**What you will do**
The data below should be printed in full, exactly, and without any of its images.

** START OF Exercise materials **

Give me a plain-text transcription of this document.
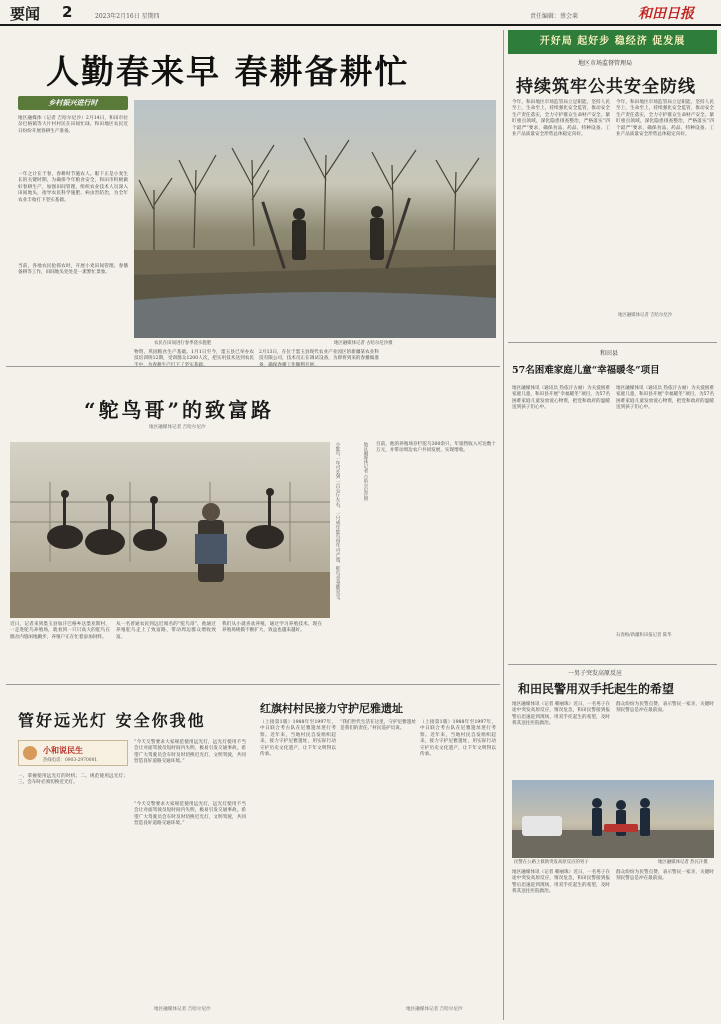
要闻 2	2023年2月16日 星期四	责任编辑：蔡会莱	和田日报
人勤春来早 春耕备耕忙
乡村振兴进行时
地区融媒体（记者 吉哈尔尼沙）2月14日，和田市拉杂巴格镇等大片村村民在田间忙碌，和田地区农民近日纷纷开展春耕生产准备。
一年之计在于春，春耕时节施农人。眼下正是小麦生长的关键时期，为确保今年粮食安全，和田市积极做好春耕生产，加强田间管理，组织农业技术人员深入田间地头，指导农民科学施肥、病虫害防治，为全年农业丰收打下坚实基础。
当前，各地农民抢抓农时，开展小麦田间管理、春播备耕等工作，田间地头处处是一派繁忙景象。
农民在田间进行春季浇水施肥	地区融媒体记者 古哈尔尼沙摄
物资，巩固粮食生产基础。1月1日至今，墨玉县已举办农技培训班12期，受训群众1200人次，把实用技术送到农民
2月13日，在位于墨玉县现代农业产业园区的新疆某农业科技有限公司，技术员正在调试设备，为即将到来的春播做准
“鸵鸟哥”的致富路
地区融媒体记者 吉哈尔尼沙
小鸵鸟一年可长到一百公斤左右，一只成年鸵鸟每年可产蛋，鸵鸟全身都是宝。	地区融媒体记者 古哈尔尼沙摄
近日，记者来到墨玉县加汗巴格乡达墨亚斯村，一走进鸵鸟养殖场，就看到一只只高大的鸵鸟在圈舍内悠闲地踱步，养殖户正在忙着添加饲料。
从一名普通农民到远近闻名的“鸵鸟哥”，他通过养殖鸵鸟走上了致富路，带动周边群众增收致富。
我们从小就喜欢养殖，通过学习养殖技术，现在养殖场规模不断扩大，效益也越来越好。
目前，他的养殖场存栏鸵鸟300余只，年销售收入可达数十万元，并带动周边农户共同发展，实现增收。
管好远光灯 安全你我他
小和说民生
热线电话：0903-2970001
“今天交警要求大家规范使用远光灯，远光灯使用不当会让对面驾驶员短时间内失明，极易引发交通事故。希望广大驾驶员会车时及时切换近光灯，文明驾驶，共同营造良好道路交通环境。”
一、掌握使用远光灯的时机；二、规范使用远光灯；三、会车时必须切换近光灯。
“今天交警要求大家规范使用远光灯，远光灯使用不当会让对面驾驶员短时间内失明，极易引发交通事故。希望广大驾驶员会车时及时切换近光灯，文明驾驶，共同营造良好道路交通环境。”
地区融媒体记者 吉哈尔尼沙
红旗村村民接力守护尼雅遗址
（上接第1版）1988年至1997年，中日联合考古队在尼雅遗址进行考察。近年来，当地村民自发组织起来，接力守护尼雅遗址，用实际行动守护历史文化遗产，让千年文明得以传承。
“我们世代生活在这里，守护尼雅遗址是我们的责任。”村民巡护员说。
（上接第1版）1988年至1997年，中日联合考古队在尼雅遗址进行考察。近年来，当地村民自发组织起来，接力守护尼雅遗址，用实际行动守护历史文化遗产，让千年文明得以传承。
地区融媒体记者 吉哈尔尼沙
开好局 起好步 稳经济 促发展
地区市场监督管理局
持续筑牢公共安全防线
今年，和田地区市场监管局立足职能，坚持人民至上、生命至上，持续强化安全监管，推动安全生产责任落实，全力守护群众生命财产安全。紧盯重点领域，深化隐患排查整治，严格落实“四个最严”要求，确保食品、药品、特种设备、工业产品质量安全形势总体稳定向好。
今年，和田地区市场监管局立足职能，坚持人民至上、生命至上，持续强化安全监管，推动安全生产责任落实，全力守护群众生命财产安全。紧盯重点领域，深化隐患排查整治，严格落实“四个最严”要求，确保食品、药品、特种设备、工业产品质量安全形势总体稳定向好。
地区融媒体记者 吉哈尔尼沙
和田县
57名困难家庭儿童“幸福暖冬”项目
地区融媒体讯（通讯员 热依汗古丽）为关爱困难家庭儿童，和田县开展“幸福暖冬”项目，为57名困难家庭儿童发放爱心物资，把党和政府的温暖送到孩子们心中。
地区融媒体讯（通讯员 热依汗古丽）为关爱困难家庭儿童，和田县开展“幸福暖冬”项目，为57名困难家庭儿童发放爱心物资，把党和政府的温暖送到孩子们心中。
石春梅/新疆和田报记者 陈华
一男子突发高原反应
和田民警用双手托起生的希望
地区融媒体讯（记者 朝丽珠）近日，一名男子在途中突发高原反应，情况危急，和田民警接到报警后迅速赶到现场，用双手托起生的希望，及时将其送往医院救治。
群众纷纷为民警点赞，表示警民一家亲，关键时刻民警总是冲在最前面。
民警在公路上救助突发高原反应的男子	地区融媒体记者 热瓦汗摄
地区融媒体讯（记者 朝丽珠）近日，一名男子在途中突发高原反应，情况危急，和田民警接到报警后迅速赶到现场，用双手托起生的希望，及时将其送往医院救治。
群众纷纷为民警点赞，表示警民一家亲，关键时刻民警总是冲在最前面。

** END OF Exercise materials **

**Result of the task**
Give me a plain-text transcription of this document.
要闻 2	2023年2月16日 星期四	责任编辑：蔡会莱	和田日报
人勤春来早 春耕备耕忙
乡村振兴进行时
地区融媒体（记者 吉哈尔尼沙）2月14日，和田市拉杂巴格镇等大片村村民在田间忙碌，和田地区农民近日纷纷开展春耕生产准备。
一年之计在于春，春耕时节施农人。眼下正是小麦生长的关键时期，为确保今年粮食安全，和田市积极做好春耕生产，加强田间管理，组织农业技术人员深入田间地头，指导农民科学施肥、病虫害防治，为全年农业丰收打下坚实基础。
当前，各地农民抢抓农时，开展小麦田间管理、春播备耕等工作，田间地头处处是一派繁忙景象。
农民在田间进行春季浇水施肥	地区融媒体记者 古哈尔尼沙摄
物资，巩固粮食生产基础。1月1日至今，墨玉县已举办农技培训班12期，受训群众1200人次，把实用技术送到农民
2月13日，在位于墨玉县现代农业产业园区的新疆某农业科技有限公司，技术员正在调试设备，为即将到来的春播做准
“鸵鸟哥”的致富路
地区融媒体记者 吉哈尔尼沙
小鸵鸟一年可长到一百公斤左右，一只成年鸵鸟每年可产蛋，鸵鸟全身都是宝。	地区融媒体记者 古哈尔尼沙摄
近日，记者来到墨玉县加汗巴格乡达墨亚斯村，一走进鸵鸟养殖场，就看到一只只高大的鸵鸟在圈舍内悠闲地踱步，养殖户正在忙着添加饲料。
从一名普通农民到远近闻名的“鸵鸟哥”，他通过养殖鸵鸟走上了致富路，带动周边群众增收致富。
我们从小就喜欢养殖，通过学习养殖技术，现在养殖场规模不断扩大，效益也越来越好。
目前，他的养殖场存栏鸵鸟300余只，年销售收入可达数十万元，并带动周边农户共同发展，实现增收。
管好远光灯 安全你我他
小和说民生
热线电话：0903-2970001
“今天交警要求大家规范使用远光灯，远光灯使用不当会让对面驾驶员短时间内失明，极易引发交通事故。希望广大驾驶员会车时及时切换近光灯，文明驾驶，共同营造良好道路交通环境。”
一、掌握使用远光灯的时机；二、规范使用远光灯；三、会车时必须切换近光灯。
“今天交警要求大家规范使用远光灯，远光灯使用不当会让对面驾驶员短时间内失明，极易引发交通事故。希望广大驾驶员会车时及时切换近光灯，文明驾驶，共同营造良好道路交通环境。”
地区融媒体记者 吉哈尔尼沙
红旗村村民接力守护尼雅遗址
（上接第1版）1988年至1997年，中日联合考古队在尼雅遗址进行考察。近年来，当地村民自发组织起来，接力守护尼雅遗址，用实际行动守护历史文化遗产，让千年文明得以传承。
“我们世代生活在这里，守护尼雅遗址是我们的责任。”村民巡护员说。
（上接第1版）1988年至1997年，中日联合考古队在尼雅遗址进行考察。近年来，当地村民自发组织起来，接力守护尼雅遗址，用实际行动守护历史文化遗产，让千年文明得以传承。
地区融媒体记者 吉哈尔尼沙
开好局 起好步 稳经济 促发展
地区市场监督管理局
持续筑牢公共安全防线
今年，和田地区市场监管局立足职能，坚持人民至上、生命至上，持续强化安全监管，推动安全生产责任落实，全力守护群众生命财产安全。紧盯重点领域，深化隐患排查整治，严格落实“四个最严”要求，确保食品、药品、特种设备、工业产品质量安全形势总体稳定向好。
今年，和田地区市场监管局立足职能，坚持人民至上、生命至上，持续强化安全监管，推动安全生产责任落实，全力守护群众生命财产安全。紧盯重点领域，深化隐患排查整治，严格落实“四个最严”要求，确保食品、药品、特种设备、工业产品质量安全形势总体稳定向好。
地区融媒体记者 吉哈尔尼沙
和田县
57名困难家庭儿童“幸福暖冬”项目
地区融媒体讯（通讯员 热依汗古丽）为关爱困难家庭儿童，和田县开展“幸福暖冬”项目，为57名困难家庭儿童发放爱心物资，把党和政府的温暖送到孩子们心中。
地区融媒体讯（通讯员 热依汗古丽）为关爱困难家庭儿童，和田县开展“幸福暖冬”项目，为57名困难家庭儿童发放爱心物资，把党和政府的温暖送到孩子们心中。
石春梅/新疆和田报记者 陈华
一男子突发高原反应
和田民警用双手托起生的希望
地区融媒体讯（记者 朝丽珠）近日，一名男子在途中突发高原反应，情况危急，和田民警接到报警后迅速赶到现场，用双手托起生的希望，及时将其送往医院救治。
群众纷纷为民警点赞，表示警民一家亲，关键时刻民警总是冲在最前面。
民警在公路上救助突发高原反应的男子	地区融媒体记者 热瓦汗摄
地区融媒体讯（记者 朝丽珠）近日，一名男子在途中突发高原反应，情况危急，和田民警接到报警后迅速赶到现场，用双手托起生的希望，及时将其送往医院救治。
群众纷纷为民警点赞，表示警民一家亲，关键时刻民警总是冲在最前面。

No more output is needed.